■ SET PROBLEM: Retype the records that come next, word for word.

■ Collected data entries:
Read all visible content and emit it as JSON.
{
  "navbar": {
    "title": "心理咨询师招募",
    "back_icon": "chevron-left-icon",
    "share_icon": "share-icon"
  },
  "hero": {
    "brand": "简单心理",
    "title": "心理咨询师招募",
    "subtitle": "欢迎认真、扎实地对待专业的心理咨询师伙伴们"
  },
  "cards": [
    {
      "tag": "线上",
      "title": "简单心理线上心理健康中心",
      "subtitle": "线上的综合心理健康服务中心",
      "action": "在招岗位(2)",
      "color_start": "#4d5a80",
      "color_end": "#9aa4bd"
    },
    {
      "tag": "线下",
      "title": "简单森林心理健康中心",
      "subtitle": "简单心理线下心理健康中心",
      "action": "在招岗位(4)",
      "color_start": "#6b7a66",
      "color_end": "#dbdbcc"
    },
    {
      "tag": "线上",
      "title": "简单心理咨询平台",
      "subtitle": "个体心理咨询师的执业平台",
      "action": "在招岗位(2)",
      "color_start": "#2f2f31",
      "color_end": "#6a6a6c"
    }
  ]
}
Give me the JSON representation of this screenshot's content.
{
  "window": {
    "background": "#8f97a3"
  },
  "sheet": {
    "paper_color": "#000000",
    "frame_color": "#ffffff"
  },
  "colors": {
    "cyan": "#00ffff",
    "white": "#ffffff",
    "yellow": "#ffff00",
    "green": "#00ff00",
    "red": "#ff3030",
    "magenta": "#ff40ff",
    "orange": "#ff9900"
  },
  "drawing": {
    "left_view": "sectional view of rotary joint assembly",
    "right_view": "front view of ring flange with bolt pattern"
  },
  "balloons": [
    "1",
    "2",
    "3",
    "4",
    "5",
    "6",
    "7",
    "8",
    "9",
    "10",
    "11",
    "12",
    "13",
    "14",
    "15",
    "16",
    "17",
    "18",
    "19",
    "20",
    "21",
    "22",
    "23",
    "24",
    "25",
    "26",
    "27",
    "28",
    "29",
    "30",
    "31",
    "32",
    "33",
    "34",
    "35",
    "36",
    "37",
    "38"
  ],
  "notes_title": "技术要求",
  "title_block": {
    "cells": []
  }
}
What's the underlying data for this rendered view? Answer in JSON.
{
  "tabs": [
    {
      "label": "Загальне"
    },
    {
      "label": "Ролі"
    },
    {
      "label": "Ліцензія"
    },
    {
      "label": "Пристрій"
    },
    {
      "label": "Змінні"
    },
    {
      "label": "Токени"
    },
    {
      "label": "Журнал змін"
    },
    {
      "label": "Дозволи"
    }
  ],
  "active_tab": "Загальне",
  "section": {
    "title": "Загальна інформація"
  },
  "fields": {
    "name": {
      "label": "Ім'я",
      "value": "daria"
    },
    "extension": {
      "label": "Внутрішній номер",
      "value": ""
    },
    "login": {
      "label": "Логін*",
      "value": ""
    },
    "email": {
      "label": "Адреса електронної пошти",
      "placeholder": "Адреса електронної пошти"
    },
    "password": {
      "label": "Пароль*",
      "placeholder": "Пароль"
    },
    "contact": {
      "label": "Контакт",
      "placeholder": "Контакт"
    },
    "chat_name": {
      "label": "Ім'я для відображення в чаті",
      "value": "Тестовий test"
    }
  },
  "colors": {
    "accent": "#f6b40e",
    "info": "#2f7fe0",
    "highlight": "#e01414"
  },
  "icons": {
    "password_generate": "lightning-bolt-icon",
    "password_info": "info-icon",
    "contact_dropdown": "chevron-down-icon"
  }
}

■ FINISHED TASK:
Read all visible content and emit it as JSON.
{
  "navbar": {
    "title": "心理咨询师招募",
    "back_icon": "chevron-left-icon",
    "share_icon": "share-icon"
  },
  "hero": {
    "brand": "简单心理",
    "title": "心理咨询师招募",
    "subtitle": "欢迎认真、扎实地对待专业的心理咨询师伙伴们"
  },
  "cards": [
    {
      "tag": "线上",
      "title": "简单心理线上心理健康中心",
      "subtitle": "线上的综合心理健康服务中心",
      "action": "在招岗位(2)",
      "color_start": "#4d5a80",
      "color_end": "#9aa4bd"
    },
    {
      "tag": "线下",
      "title": "简单森林心理健康中心",
      "subtitle": "简单心理线下心理健康中心",
      "action": "在招岗位(4)",
      "color_start": "#6b7a66",
      "color_end": "#dbdbcc"
    },
    {
      "tag": "线上",
      "title": "简单心理咨询平台",
      "subtitle": "个体心理咨询师的执业平台",
      "action": "在招岗位(2)",
      "color_start": "#2f2f31",
      "color_end": "#6a6a6c"
    }
  ]
}
Give me the JSON representation of this screenshot's content.
{
  "window": {
    "background": "#8f97a3"
  },
  "sheet": {
    "paper_color": "#000000",
    "frame_color": "#ffffff"
  },
  "colors": {
    "cyan": "#00ffff",
    "white": "#ffffff",
    "yellow": "#ffff00",
    "green": "#00ff00",
    "red": "#ff3030",
    "magenta": "#ff40ff",
    "orange": "#ff9900"
  },
  "drawing": {
    "left_view": "sectional view of rotary joint assembly",
    "right_view": "front view of ring flange with bolt pattern"
  },
  "balloons": [
    "1",
    "2",
    "3",
    "4",
    "5",
    "6",
    "7",
    "8",
    "9",
    "10",
    "11",
    "12",
    "13",
    "14",
    "15",
    "16",
    "17",
    "18",
    "19",
    "20",
    "21",
    "22",
    "23",
    "24",
    "25",
    "26",
    "27",
    "28",
    "29",
    "30",
    "31",
    "32",
    "33",
    "34",
    "35",
    "36",
    "37",
    "38"
  ],
  "notes_title": "技术要求",
  "title_block": {
    "cells": []
  }
}
What's the underlying data for this rendered view? Answer in JSON.
{
  "tabs": [
    {
      "label": "Загальне"
    },
    {
      "label": "Ролі"
    },
    {
      "label": "Ліцензія"
    },
    {
      "label": "Пристрій"
    },
    {
      "label": "Змінні"
    },
    {
      "label": "Токени"
    },
    {
      "label": "Журнал змін"
    },
    {
      "label": "Дозволи"
    }
  ],
  "active_tab": "Загальне",
  "section": {
    "title": "Загальна інформація"
  },
  "fields": {
    "name": {
      "label": "Ім'я",
      "value": "daria"
    },
    "extension": {
      "label": "Внутрішній номер",
      "value": ""
    },
    "login": {
      "label": "Логін*",
      "value": ""
    },
    "email": {
      "label": "Адреса електронної пошти",
      "placeholder": "Адреса електронної пошти"
    },
    "password": {
      "label": "Пароль*",
      "placeholder": "Пароль"
    },
    "contact": {
      "label": "Контакт",
      "placeholder": "Контакт"
    },
    "chat_name": {
      "label": "Ім'я для відображення в чаті",
      "value": "Тестовий test"
    }
  },
  "colors": {
    "accent": "#f6b40e",
    "info": "#2f7fe0",
    "highlight": "#e01414"
  },
  "icons": {
    "password_generate": "lightning-bolt-icon",
    "password_info": "info-icon",
    "contact_dropdown": "chevron-down-icon"
  }
}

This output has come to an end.